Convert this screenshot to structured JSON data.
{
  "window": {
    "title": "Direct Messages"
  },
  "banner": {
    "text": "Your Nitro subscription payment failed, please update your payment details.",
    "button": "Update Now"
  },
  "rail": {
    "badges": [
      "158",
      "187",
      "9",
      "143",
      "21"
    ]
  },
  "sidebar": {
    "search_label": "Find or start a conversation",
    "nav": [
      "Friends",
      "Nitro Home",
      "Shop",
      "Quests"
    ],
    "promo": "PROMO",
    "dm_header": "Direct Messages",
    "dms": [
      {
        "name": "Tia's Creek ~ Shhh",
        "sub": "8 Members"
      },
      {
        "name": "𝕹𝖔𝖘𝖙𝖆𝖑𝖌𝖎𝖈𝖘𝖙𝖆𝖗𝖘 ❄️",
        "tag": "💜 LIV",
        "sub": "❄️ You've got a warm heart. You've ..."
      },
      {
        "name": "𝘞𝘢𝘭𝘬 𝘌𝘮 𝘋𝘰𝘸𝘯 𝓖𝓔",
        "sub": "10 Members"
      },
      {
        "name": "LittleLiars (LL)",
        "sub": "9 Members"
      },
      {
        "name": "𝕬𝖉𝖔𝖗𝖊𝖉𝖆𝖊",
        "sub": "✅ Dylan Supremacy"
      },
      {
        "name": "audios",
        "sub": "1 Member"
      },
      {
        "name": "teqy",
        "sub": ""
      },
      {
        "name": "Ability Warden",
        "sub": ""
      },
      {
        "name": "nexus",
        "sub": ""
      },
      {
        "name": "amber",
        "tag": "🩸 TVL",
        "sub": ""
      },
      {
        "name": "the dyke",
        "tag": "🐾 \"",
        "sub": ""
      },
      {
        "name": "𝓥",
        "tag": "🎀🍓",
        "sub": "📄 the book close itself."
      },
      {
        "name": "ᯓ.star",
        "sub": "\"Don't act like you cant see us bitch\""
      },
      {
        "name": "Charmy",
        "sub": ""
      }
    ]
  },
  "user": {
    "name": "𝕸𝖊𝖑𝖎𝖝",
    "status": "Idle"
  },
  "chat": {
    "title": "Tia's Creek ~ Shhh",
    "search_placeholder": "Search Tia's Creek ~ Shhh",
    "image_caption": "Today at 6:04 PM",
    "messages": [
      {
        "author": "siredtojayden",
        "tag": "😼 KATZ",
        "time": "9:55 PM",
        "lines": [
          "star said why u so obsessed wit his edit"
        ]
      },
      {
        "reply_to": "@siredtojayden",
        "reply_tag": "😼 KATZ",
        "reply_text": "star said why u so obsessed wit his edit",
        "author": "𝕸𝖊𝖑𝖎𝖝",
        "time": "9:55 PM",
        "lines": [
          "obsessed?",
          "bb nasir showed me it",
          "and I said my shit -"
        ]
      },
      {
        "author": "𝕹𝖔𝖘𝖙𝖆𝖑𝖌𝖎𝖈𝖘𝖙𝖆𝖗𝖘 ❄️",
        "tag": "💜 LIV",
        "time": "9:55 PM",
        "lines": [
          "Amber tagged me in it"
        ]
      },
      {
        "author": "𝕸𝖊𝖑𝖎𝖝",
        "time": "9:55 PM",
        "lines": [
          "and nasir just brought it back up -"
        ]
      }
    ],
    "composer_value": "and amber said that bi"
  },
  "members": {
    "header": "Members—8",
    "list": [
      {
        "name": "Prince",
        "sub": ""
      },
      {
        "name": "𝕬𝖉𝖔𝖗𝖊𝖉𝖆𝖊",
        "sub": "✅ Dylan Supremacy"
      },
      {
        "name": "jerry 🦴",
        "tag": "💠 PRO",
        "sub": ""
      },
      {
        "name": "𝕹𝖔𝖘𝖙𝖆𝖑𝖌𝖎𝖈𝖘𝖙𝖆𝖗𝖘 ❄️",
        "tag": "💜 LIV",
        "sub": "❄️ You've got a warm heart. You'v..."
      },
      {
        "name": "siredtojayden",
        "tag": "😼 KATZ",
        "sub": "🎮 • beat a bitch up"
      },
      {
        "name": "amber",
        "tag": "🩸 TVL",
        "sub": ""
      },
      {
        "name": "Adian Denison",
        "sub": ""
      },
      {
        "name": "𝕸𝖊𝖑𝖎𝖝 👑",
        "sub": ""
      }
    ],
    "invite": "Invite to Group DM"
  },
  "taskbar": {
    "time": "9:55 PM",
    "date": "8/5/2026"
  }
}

============================================================

--- What needs to be done ---
Select every line above that contains the word "Nitro", and copy it.

--- Response ---
    "text": "Your Nitro subscription payment failed, please update your payment details.",
      "Nitro Home",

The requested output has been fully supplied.